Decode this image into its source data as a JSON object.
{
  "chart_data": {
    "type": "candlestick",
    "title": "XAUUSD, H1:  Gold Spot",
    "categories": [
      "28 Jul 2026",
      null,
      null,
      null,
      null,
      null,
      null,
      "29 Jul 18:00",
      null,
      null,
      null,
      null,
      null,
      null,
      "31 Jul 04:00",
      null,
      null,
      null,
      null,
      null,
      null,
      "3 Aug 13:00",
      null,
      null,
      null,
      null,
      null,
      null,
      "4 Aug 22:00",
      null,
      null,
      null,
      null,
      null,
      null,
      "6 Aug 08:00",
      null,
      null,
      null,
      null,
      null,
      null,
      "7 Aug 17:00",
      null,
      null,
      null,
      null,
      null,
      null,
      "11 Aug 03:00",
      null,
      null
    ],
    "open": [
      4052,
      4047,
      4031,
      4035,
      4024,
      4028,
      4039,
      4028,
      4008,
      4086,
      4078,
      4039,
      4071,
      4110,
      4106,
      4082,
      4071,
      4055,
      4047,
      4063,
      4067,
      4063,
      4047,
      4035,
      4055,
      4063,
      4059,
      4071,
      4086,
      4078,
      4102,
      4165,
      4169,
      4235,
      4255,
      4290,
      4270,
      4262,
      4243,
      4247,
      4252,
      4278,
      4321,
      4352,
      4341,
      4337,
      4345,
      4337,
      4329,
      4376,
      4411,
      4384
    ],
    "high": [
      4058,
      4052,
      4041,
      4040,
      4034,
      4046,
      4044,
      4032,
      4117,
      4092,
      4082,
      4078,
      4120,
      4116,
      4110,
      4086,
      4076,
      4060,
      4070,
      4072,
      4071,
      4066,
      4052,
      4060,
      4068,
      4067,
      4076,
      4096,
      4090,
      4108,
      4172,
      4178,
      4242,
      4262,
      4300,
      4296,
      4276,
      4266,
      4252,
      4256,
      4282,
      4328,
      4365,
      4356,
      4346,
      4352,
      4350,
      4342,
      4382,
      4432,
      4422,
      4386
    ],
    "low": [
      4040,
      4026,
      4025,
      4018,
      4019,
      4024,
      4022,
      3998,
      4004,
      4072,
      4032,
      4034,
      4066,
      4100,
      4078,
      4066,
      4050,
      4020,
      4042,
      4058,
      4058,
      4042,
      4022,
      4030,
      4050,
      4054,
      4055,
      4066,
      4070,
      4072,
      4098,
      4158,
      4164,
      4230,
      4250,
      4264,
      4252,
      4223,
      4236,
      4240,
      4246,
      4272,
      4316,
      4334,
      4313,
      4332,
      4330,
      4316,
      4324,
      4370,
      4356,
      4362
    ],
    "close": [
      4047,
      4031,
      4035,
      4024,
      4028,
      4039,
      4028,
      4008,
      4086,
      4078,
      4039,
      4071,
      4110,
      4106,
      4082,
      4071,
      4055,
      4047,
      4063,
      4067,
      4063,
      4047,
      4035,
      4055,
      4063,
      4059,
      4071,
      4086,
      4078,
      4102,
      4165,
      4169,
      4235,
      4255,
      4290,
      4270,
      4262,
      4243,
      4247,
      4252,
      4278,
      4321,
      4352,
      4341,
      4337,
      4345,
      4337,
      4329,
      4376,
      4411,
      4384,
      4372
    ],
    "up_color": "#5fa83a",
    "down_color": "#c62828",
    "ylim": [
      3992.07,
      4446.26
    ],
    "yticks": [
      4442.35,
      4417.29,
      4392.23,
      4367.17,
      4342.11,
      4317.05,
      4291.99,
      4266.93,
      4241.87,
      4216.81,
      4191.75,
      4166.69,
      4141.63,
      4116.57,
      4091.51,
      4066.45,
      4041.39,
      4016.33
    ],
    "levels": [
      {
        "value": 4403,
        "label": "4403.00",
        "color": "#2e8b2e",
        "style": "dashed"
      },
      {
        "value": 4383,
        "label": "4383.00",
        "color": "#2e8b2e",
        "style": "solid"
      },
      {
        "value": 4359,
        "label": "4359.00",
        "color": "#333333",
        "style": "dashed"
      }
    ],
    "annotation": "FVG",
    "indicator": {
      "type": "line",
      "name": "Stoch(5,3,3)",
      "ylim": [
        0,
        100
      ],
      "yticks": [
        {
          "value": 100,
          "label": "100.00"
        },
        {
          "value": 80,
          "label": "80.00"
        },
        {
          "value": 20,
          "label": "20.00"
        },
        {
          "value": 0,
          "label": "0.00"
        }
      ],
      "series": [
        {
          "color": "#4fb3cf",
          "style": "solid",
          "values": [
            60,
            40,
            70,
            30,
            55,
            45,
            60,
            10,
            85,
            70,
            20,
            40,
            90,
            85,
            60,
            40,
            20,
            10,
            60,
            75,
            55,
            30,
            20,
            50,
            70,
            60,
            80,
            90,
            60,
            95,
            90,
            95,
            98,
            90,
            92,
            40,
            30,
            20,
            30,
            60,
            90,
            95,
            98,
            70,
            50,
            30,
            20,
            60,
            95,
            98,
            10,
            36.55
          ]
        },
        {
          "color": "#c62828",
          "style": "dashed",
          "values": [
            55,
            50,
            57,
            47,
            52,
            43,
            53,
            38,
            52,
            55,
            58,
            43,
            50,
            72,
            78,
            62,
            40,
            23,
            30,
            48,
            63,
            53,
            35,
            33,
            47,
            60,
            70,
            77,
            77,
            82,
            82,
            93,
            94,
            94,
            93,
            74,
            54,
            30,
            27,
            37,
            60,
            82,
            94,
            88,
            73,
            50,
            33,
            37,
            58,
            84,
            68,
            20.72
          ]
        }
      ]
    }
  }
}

━━━━━━━━━━

* _Short exercise_
Transcribe each entry precisely, missing none.

* _Solution to this problem_
Decode this image into its source data as a JSON object.
{
  "chart_data": {
    "type": "candlestick",
    "title": "XAUUSD, H1:  Gold Spot",
    "categories": [
      "28 Jul 2026",
      null,
      null,
      null,
      null,
      null,
      null,
      "29 Jul 18:00",
      null,
      null,
      null,
      null,
      null,
      null,
      "31 Jul 04:00",
      null,
      null,
      null,
      null,
      null,
      null,
      "3 Aug 13:00",
      null,
      null,
      null,
      null,
      null,
      null,
      "4 Aug 22:00",
      null,
      null,
      null,
      null,
      null,
      null,
      "6 Aug 08:00",
      null,
      null,
      null,
      null,
      null,
      null,
      "7 Aug 17:00",
      null,
      null,
      null,
      null,
      null,
      null,
      "11 Aug 03:00",
      null,
      null
    ],
    "open": [
      4052,
      4047,
      4031,
      4035,
      4024,
      4028,
      4039,
      4028,
      4008,
      4086,
      4078,
      4039,
      4071,
      4110,
      4106,
      4082,
      4071,
      4055,
      4047,
      4063,
      4067,
      4063,
      4047,
      4035,
      4055,
      4063,
      4059,
      4071,
      4086,
      4078,
      4102,
      4165,
      4169,
      4235,
      4255,
      4290,
      4270,
      4262,
      4243,
      4247,
      4252,
      4278,
      4321,
      4352,
      4341,
      4337,
      4345,
      4337,
      4329,
      4376,
      4411,
      4384
    ],
    "high": [
      4058,
      4052,
      4041,
      4040,
      4034,
      4046,
      4044,
      4032,
      4117,
      4092,
      4082,
      4078,
      4120,
      4116,
      4110,
      4086,
      4076,
      4060,
      4070,
      4072,
      4071,
      4066,
      4052,
      4060,
      4068,
      4067,
      4076,
      4096,
      4090,
      4108,
      4172,
      4178,
      4242,
      4262,
      4300,
      4296,
      4276,
      4266,
      4252,
      4256,
      4282,
      4328,
      4365,
      4356,
      4346,
      4352,
      4350,
      4342,
      4382,
      4432,
      4422,
      4386
    ],
    "low": [
      4040,
      4026,
      4025,
      4018,
      4019,
      4024,
      4022,
      3998,
      4004,
      4072,
      4032,
      4034,
      4066,
      4100,
      4078,
      4066,
      4050,
      4020,
      4042,
      4058,
      4058,
      4042,
      4022,
      4030,
      4050,
      4054,
      4055,
      4066,
      4070,
      4072,
      4098,
      4158,
      4164,
      4230,
      4250,
      4264,
      4252,
      4223,
      4236,
      4240,
      4246,
      4272,
      4316,
      4334,
      4313,
      4332,
      4330,
      4316,
      4324,
      4370,
      4356,
      4362
    ],
    "close": [
      4047,
      4031,
      4035,
      4024,
      4028,
      4039,
      4028,
      4008,
      4086,
      4078,
      4039,
      4071,
      4110,
      4106,
      4082,
      4071,
      4055,
      4047,
      4063,
      4067,
      4063,
      4047,
      4035,
      4055,
      4063,
      4059,
      4071,
      4086,
      4078,
      4102,
      4165,
      4169,
      4235,
      4255,
      4290,
      4270,
      4262,
      4243,
      4247,
      4252,
      4278,
      4321,
      4352,
      4341,
      4337,
      4345,
      4337,
      4329,
      4376,
      4411,
      4384,
      4372
    ],
    "up_color": "#5fa83a",
    "down_color": "#c62828",
    "ylim": [
      3992.07,
      4446.26
    ],
    "yticks": [
      4442.35,
      4417.29,
      4392.23,
      4367.17,
      4342.11,
      4317.05,
      4291.99,
      4266.93,
      4241.87,
      4216.81,
      4191.75,
      4166.69,
      4141.63,
      4116.57,
      4091.51,
      4066.45,
      4041.39,
      4016.33
    ],
    "levels": [
      {
        "value": 4403,
        "label": "4403.00",
        "color": "#2e8b2e",
        "style": "dashed"
      },
      {
        "value": 4383,
        "label": "4383.00",
        "color": "#2e8b2e",
        "style": "solid"
      },
      {
        "value": 4359,
        "label": "4359.00",
        "color": "#333333",
        "style": "dashed"
      }
    ],
    "annotation": "FVG",
    "indicator": {
      "type": "line",
      "name": "Stoch(5,3,3)",
      "ylim": [
        0,
        100
      ],
      "yticks": [
        {
          "value": 100,
          "label": "100.00"
        },
        {
          "value": 80,
          "label": "80.00"
        },
        {
          "value": 20,
          "label": "20.00"
        },
        {
          "value": 0,
          "label": "0.00"
        }
      ],
      "series": [
        {
          "color": "#4fb3cf",
          "style": "solid",
          "values": [
            60,
            40,
            70,
            30,
            55,
            45,
            60,
            10,
            85,
            70,
            20,
            40,
            90,
            85,
            60,
            40,
            20,
            10,
            60,
            75,
            55,
            30,
            20,
            50,
            70,
            60,
            80,
            90,
            60,
            95,
            90,
            95,
            98,
            90,
            92,
            40,
            30,
            20,
            30,
            60,
            90,
            95,
            98,
            70,
            50,
            30,
            20,
            60,
            95,
            98,
            10,
            36.55
          ]
        },
        {
          "color": "#c62828",
          "style": "dashed",
          "values": [
            55,
            50,
            57,
            47,
            52,
            43,
            53,
            38,
            52,
            55,
            58,
            43,
            50,
            72,
            78,
            62,
            40,
            23,
            30,
            48,
            63,
            53,
            35,
            33,
            47,
            60,
            70,
            77,
            77,
            82,
            82,
            93,
            94,
            94,
            93,
            74,
            54,
            30,
            27,
            37,
            60,
            82,
            94,
            88,
            73,
            50,
            33,
            37,
            58,
            84,
            68,
            20.72
          ]
        }
      ]
    }
  }
}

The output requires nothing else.